WHAT THE TASK ASKS:
Reproduce all lines of the listing below in which the word "this" occurs.

Source data
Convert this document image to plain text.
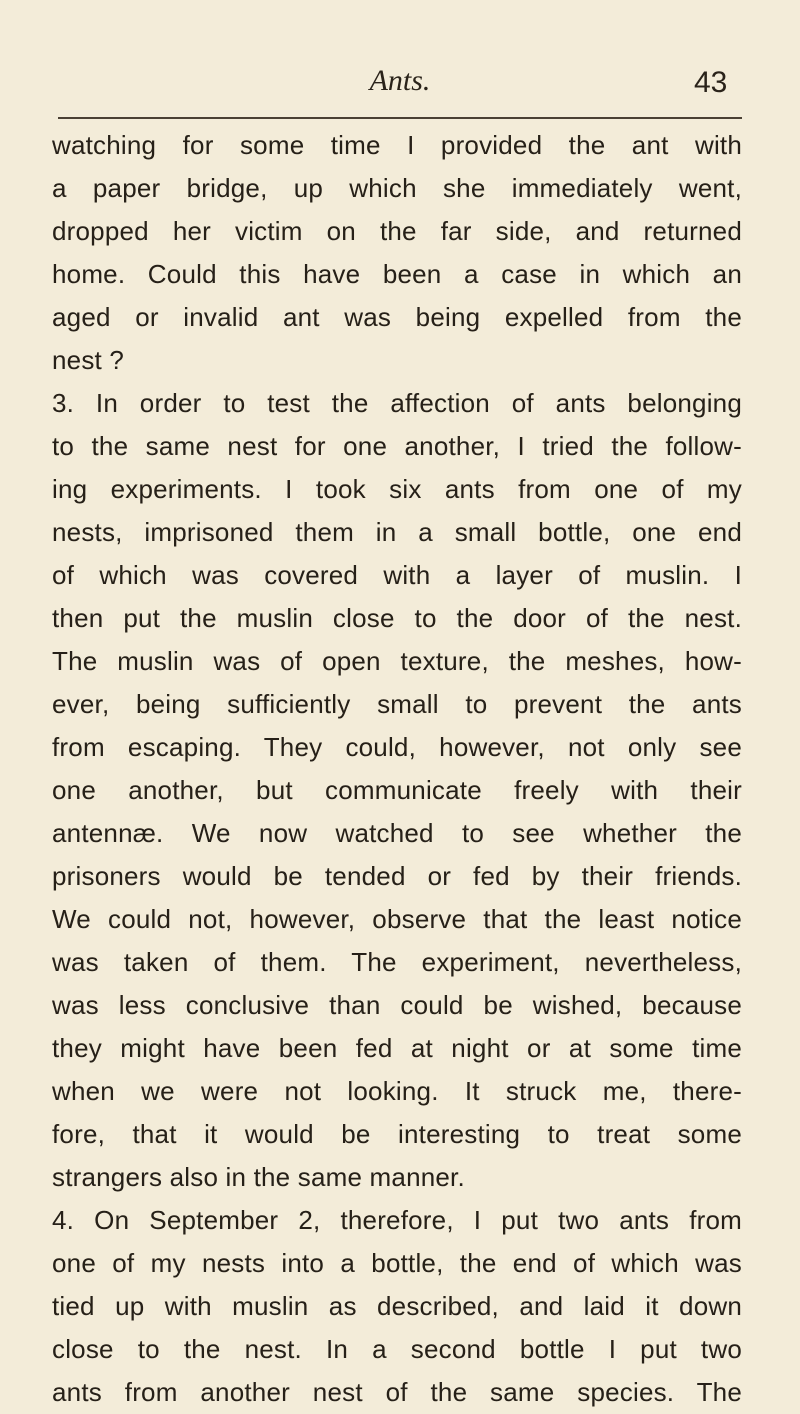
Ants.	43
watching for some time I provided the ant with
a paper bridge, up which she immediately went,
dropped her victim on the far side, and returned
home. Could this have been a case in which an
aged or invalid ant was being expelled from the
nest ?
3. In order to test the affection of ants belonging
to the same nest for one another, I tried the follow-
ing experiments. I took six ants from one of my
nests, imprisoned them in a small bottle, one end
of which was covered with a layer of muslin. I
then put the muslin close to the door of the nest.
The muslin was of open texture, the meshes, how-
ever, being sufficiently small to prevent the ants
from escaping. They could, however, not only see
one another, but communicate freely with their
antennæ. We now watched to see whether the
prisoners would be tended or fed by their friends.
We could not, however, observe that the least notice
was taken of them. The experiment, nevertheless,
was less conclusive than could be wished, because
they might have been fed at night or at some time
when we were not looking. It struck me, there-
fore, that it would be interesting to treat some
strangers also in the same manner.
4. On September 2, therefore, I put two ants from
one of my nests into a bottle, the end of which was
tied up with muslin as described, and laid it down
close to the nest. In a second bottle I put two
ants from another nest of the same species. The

...

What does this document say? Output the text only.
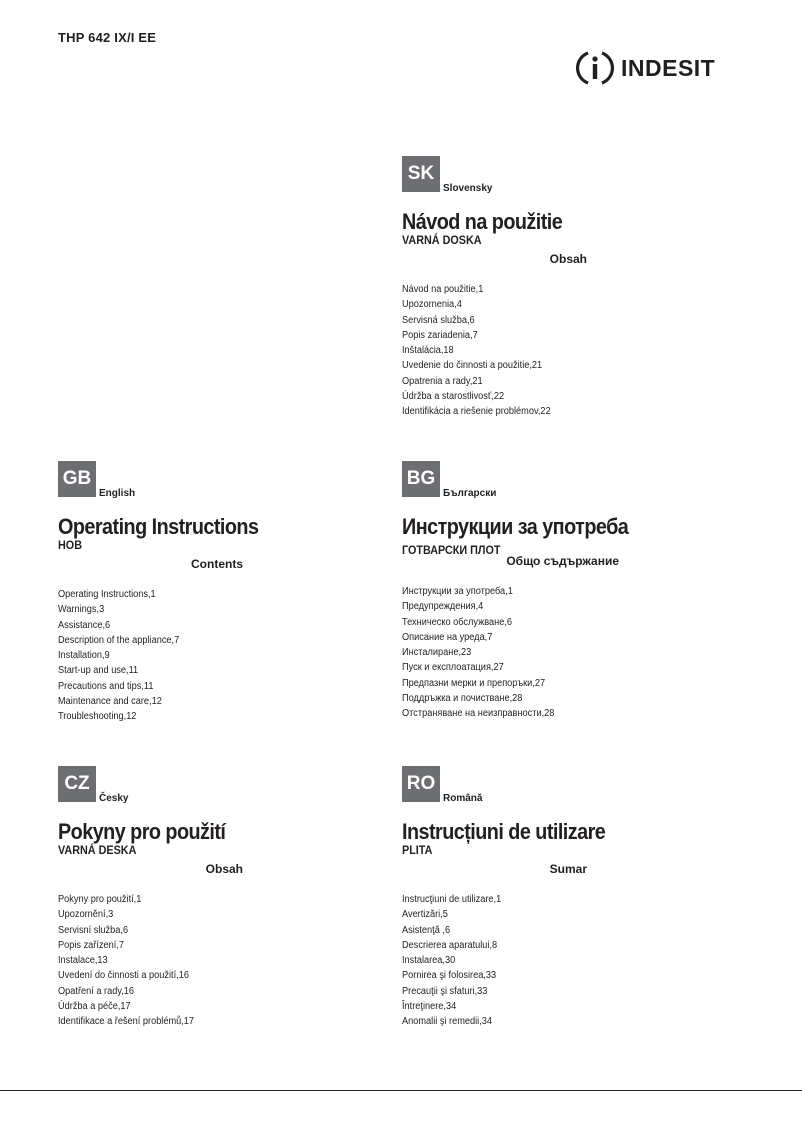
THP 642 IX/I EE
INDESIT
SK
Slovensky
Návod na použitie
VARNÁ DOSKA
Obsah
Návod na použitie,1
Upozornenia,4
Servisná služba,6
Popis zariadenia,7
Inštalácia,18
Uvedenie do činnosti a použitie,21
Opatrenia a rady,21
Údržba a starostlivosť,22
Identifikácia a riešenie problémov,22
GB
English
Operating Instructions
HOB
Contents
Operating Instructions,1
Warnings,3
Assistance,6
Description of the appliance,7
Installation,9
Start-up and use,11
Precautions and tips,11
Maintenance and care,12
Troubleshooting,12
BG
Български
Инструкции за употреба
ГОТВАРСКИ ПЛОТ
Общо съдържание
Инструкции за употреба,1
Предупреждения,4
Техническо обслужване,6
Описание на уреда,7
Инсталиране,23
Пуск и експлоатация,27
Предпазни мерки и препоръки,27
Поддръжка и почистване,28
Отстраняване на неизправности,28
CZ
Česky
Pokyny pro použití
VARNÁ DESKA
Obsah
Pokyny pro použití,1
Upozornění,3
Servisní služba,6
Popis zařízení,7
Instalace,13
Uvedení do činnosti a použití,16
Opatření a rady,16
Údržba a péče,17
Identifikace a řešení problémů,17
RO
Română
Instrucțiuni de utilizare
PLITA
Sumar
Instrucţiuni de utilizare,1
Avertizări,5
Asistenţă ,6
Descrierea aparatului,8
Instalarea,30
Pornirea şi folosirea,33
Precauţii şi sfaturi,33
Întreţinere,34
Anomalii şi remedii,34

EXERCISE RESPONSE:
Convert this document image to plain text.
home. Could this have been a case in which an
What does this document say? Output the text only.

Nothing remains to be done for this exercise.